» Goal
Restate the entire listing word for word.

» Input
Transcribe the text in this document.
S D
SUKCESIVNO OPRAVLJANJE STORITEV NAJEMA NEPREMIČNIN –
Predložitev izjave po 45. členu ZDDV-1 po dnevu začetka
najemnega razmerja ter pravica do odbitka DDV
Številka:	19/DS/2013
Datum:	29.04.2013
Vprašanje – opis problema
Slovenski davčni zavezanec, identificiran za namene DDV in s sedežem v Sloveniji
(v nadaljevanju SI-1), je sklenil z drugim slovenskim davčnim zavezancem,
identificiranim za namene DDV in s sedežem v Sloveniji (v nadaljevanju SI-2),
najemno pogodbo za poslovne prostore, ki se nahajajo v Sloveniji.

» Solution
Transcribe the text in this document.
S D
SUKCESIVNO OPRAVLJANJE STORITEV NAJEMA NEPREMIČNIN –
Predložitev izjave po 45. členu ZDDV-1 po dnevu začetka
najemnega razmerja ter pravica do odbitka DDV
Številka:	19/DS/2013
Datum:	29.04.2013
Vprašanje – opis problema
Slovenski davčni zavezanec, identificiran za namene DDV in s sedežem v Sloveniji
(v nadaljevanju SI-1), je sklenil z drugim slovenskim davčnim zavezancem,
identificiranim za namene DDV in s sedežem v Sloveniji (v nadaljevanju SI-2),
najemno pogodbo za poslovne prostore, ki se nahajajo v Sloveniji.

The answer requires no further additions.